Task objective:
From the entries below, gather every line containing the string "Inserisci".

[Entries taken from a collection]
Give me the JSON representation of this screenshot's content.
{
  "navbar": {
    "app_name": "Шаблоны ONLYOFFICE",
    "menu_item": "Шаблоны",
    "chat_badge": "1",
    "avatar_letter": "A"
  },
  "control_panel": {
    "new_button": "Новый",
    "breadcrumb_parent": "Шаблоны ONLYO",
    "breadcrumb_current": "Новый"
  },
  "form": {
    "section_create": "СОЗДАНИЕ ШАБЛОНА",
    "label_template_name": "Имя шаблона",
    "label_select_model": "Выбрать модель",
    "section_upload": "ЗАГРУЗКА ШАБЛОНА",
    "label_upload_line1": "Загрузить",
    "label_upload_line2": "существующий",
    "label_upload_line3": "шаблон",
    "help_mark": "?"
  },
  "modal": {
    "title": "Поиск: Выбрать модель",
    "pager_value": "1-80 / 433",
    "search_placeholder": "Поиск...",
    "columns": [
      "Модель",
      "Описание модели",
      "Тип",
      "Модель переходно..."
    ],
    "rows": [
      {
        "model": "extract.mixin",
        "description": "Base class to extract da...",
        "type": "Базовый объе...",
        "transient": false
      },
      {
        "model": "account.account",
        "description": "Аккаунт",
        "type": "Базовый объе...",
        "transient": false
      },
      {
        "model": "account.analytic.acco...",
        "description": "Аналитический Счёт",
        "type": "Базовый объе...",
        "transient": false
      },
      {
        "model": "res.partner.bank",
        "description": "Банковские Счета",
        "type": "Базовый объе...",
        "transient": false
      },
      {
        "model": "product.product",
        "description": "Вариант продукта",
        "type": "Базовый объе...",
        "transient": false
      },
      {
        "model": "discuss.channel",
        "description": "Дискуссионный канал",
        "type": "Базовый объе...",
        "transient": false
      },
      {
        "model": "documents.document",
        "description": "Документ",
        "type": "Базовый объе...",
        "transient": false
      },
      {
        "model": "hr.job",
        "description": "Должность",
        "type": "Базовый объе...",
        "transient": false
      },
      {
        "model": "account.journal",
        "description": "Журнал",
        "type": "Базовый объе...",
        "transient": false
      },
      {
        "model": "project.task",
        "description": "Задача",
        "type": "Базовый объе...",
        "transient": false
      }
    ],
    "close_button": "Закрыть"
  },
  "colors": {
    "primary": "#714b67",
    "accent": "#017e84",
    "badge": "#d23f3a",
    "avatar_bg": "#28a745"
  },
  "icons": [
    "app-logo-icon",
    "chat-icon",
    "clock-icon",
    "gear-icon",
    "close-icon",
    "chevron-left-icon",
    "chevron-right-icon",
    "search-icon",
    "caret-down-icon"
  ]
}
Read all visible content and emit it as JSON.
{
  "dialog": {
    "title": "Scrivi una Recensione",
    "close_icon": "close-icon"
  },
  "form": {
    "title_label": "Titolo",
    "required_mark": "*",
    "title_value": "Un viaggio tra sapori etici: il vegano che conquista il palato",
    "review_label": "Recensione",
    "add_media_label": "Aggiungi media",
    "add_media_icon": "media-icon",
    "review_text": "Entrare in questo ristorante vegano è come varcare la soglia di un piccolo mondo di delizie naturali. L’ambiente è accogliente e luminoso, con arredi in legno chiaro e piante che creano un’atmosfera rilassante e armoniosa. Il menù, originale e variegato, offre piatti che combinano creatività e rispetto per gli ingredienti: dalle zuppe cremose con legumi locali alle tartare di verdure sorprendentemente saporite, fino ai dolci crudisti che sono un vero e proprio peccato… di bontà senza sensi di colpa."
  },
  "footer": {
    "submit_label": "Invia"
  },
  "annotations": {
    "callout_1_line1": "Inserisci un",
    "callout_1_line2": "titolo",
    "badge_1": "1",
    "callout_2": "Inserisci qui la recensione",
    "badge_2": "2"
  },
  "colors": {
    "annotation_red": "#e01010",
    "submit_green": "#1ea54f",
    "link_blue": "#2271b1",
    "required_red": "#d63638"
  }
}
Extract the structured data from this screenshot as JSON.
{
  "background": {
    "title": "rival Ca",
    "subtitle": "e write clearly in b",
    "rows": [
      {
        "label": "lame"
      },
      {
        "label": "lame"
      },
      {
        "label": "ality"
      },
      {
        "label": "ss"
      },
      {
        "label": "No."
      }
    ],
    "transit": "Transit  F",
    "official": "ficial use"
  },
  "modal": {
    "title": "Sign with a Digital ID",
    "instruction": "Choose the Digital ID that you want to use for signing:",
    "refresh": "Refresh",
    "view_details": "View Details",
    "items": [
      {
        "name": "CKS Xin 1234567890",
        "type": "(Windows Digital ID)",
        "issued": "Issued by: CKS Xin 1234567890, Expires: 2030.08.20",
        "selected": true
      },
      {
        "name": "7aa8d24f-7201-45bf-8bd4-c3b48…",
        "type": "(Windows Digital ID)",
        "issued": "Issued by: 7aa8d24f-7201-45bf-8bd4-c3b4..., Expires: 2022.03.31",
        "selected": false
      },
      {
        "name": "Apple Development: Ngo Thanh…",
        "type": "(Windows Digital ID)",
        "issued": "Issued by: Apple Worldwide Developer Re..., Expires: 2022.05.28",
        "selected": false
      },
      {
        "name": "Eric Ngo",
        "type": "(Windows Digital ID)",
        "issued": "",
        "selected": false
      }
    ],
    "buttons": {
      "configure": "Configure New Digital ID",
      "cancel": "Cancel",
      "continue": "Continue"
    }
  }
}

Answer to the problem:
    "callout_1_line1": "Inserisci un",
    "callout_2": "Inserisci qui la recensione",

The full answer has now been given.